→ Document segment:
▬▬▬▬▬▬▬▬▬▬
August 24, 2008
Sunday, August 24, 2008
"New research supports a growing body of literature that attributes maternal exposure to severe stress during the early months of pregnancy to an increased susceptibility to schizophrenia in the offspring". - source
The researchers, Dolores Malaspina, Anita Steckler, and Joseph Steckler are referring to extreme stressors such as that experienced during natural disasters, terrorist attacks, war, sudden death etc.
The discovery came about after reviewing a collection of data gathered from 88,829 people born in Jerusalem between the years 1964 to 1976. A correlation existed among a higher risk of developing schizophrenia among the offspring of mothers who were in their second month of pregnancy during the Arab-Israeli "Six Day War". In addition, the correlation was even greater among females. In fact, females were 4.3 times more likely to develop schizophrenia, as opposed to males who were merely 1.2 times more likely to develop the disorder.
▬▬▬▬▬▬▬▬▬▬
→ Problems to work on:
- A) In the post on prenatal stress and schizophrenia, rewrite the paragraph beginning "The discovery came about" as a short bulleted list that keeps its main facts.
- B) Name every researcher mentioned in the post on prenatal stress and schizophrenia.
- C) Write the next part of the post on prenatal stress and schizophrenia, picking up after its final sentence.

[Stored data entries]
▬▬▬▬▬▬▬▬▬▬
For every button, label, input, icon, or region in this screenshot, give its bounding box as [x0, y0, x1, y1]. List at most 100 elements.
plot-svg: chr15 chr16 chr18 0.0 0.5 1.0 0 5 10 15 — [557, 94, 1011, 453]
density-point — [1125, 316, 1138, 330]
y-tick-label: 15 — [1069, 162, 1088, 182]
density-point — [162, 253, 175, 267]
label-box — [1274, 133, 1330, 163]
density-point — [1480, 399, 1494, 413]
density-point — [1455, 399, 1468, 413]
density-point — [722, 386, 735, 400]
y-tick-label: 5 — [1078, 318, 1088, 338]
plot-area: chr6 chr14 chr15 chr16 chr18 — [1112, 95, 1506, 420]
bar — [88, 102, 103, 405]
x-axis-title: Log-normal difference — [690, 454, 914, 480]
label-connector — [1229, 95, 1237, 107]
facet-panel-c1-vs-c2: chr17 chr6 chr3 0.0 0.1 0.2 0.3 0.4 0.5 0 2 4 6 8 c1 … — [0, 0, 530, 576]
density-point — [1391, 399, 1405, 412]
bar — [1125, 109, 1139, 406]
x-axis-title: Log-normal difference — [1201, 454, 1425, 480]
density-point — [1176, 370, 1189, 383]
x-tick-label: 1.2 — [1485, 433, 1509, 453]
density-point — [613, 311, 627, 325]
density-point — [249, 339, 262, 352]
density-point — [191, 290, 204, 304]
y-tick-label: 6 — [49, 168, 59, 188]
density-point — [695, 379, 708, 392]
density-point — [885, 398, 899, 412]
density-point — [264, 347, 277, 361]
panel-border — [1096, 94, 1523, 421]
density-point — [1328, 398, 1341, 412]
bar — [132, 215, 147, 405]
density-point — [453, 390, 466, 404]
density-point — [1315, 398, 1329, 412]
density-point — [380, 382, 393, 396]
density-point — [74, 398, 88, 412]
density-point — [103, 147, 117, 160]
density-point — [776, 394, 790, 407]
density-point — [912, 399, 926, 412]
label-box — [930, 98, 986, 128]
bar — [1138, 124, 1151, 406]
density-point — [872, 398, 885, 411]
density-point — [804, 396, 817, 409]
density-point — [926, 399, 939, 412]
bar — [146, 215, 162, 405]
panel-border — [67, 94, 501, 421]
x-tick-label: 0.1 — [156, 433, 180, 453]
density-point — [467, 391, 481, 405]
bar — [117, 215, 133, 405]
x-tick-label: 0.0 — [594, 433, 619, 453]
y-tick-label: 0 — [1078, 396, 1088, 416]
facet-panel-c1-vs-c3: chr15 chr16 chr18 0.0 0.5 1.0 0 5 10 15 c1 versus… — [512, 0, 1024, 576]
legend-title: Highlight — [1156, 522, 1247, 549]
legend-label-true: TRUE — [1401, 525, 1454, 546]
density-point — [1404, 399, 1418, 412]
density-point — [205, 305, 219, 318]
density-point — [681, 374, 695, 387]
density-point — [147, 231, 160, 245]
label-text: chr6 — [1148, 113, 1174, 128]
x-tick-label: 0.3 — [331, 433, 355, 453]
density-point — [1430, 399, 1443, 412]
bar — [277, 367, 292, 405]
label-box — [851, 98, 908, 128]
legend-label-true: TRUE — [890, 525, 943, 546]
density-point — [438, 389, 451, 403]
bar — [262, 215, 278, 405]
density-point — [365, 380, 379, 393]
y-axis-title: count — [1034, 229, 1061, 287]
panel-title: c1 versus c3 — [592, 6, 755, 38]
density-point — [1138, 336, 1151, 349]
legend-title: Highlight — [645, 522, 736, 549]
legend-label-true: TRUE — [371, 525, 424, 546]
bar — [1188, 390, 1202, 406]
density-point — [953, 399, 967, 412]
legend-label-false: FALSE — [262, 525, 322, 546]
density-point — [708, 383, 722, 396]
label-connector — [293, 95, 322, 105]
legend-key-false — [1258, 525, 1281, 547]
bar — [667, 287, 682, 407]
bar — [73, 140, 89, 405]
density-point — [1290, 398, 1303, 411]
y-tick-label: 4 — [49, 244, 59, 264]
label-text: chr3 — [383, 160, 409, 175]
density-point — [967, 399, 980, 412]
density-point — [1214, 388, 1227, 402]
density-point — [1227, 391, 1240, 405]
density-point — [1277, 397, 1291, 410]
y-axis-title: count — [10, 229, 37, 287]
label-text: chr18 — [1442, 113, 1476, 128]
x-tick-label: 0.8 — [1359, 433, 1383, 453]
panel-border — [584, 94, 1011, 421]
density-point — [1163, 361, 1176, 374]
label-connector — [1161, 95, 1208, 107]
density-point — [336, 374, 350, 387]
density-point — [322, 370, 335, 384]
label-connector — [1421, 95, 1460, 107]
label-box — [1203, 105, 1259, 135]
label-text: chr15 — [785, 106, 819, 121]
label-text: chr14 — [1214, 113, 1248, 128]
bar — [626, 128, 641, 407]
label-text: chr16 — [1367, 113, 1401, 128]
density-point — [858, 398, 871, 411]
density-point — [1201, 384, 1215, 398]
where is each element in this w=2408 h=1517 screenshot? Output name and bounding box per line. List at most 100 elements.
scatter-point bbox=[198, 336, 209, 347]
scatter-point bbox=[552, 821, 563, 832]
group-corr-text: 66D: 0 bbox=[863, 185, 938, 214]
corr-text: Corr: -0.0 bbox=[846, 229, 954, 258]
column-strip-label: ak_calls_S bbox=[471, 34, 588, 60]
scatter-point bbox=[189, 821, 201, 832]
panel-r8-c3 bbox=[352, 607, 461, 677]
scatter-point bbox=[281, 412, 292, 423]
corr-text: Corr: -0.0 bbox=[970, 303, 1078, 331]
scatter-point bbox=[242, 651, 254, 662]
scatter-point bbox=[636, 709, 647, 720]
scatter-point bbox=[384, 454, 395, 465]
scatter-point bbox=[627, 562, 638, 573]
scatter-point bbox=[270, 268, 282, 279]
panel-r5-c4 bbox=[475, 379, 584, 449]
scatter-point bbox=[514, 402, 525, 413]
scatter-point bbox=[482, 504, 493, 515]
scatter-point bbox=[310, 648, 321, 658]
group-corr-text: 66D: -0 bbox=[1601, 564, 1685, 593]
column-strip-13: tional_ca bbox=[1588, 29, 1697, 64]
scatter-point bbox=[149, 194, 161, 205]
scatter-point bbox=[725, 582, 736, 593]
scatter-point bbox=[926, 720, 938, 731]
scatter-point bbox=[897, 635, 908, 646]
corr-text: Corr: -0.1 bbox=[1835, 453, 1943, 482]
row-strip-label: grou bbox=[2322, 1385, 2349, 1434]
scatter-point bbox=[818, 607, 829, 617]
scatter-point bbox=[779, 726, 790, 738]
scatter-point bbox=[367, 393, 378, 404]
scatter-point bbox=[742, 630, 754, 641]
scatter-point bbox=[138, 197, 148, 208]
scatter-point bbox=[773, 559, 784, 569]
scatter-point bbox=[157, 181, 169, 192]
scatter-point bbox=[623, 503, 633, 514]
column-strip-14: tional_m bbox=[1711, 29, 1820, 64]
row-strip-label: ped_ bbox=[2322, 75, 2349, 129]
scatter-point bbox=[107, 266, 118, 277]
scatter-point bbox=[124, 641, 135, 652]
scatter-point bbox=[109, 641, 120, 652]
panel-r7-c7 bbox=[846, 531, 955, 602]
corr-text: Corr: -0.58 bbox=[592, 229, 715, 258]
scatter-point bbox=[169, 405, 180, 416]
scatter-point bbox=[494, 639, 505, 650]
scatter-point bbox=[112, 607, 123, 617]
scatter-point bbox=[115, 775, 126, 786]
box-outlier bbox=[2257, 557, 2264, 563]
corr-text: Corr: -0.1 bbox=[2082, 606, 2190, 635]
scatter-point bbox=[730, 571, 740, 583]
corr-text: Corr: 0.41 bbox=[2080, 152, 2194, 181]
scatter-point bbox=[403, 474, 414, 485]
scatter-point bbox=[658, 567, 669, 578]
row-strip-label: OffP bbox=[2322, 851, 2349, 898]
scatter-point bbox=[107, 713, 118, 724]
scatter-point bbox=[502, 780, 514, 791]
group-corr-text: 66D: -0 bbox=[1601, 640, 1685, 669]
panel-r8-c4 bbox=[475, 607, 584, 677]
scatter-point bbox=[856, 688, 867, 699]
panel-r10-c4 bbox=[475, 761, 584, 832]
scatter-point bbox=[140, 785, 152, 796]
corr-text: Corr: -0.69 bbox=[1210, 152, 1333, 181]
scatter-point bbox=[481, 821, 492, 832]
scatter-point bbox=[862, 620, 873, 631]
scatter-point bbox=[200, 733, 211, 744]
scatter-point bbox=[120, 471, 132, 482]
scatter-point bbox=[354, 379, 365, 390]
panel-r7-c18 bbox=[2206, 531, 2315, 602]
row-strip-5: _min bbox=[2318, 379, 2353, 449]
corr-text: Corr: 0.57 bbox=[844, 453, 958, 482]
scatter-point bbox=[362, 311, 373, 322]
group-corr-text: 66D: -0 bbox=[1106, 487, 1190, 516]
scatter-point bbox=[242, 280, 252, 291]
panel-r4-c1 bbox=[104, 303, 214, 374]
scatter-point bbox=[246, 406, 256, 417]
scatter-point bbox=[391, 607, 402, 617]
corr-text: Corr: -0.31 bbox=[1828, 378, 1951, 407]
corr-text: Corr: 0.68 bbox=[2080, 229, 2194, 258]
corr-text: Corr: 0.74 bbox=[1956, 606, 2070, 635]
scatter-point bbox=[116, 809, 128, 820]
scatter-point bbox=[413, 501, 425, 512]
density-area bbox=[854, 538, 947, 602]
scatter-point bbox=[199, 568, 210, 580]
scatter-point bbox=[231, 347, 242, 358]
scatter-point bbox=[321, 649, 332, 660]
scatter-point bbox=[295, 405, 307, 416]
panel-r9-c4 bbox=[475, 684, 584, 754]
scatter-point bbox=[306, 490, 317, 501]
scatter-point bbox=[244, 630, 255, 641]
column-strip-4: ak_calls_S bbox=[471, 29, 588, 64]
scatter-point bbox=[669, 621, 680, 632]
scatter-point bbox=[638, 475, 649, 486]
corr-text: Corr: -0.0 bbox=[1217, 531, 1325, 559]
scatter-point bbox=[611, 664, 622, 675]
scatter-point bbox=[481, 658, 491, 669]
▬▬▬▬▬▬▬▬▬▬
→ Answer section:
- A)
- The finding came from a review of data on 88,829 people born in Jerusalem from 1964 to 1976.
- Offspring of mothers who were in their second month of pregnancy during the Arab-Israeli "Six Day War" had a higher risk of developing schizophrenia.
- The correlation was stronger among females: they were 4.3 times more likely to develop the disorder, compared with 1.2 times for males.

- B)
- Dolores Malaspina
- Anita Steckler
- Joseph Steckler

- C)
The theory is that stress hormones are amplified during such times of great distress and the placenta is very sensitivity to these hormones.
This research does not provide proof or a causal link, but it does support the existing research that suggests similar results. Malaspina makes sure to note that some exposure to maternal stress hormones are necessary, but extreme stress should be addressed in order to avoid any sort of impact on the fetus.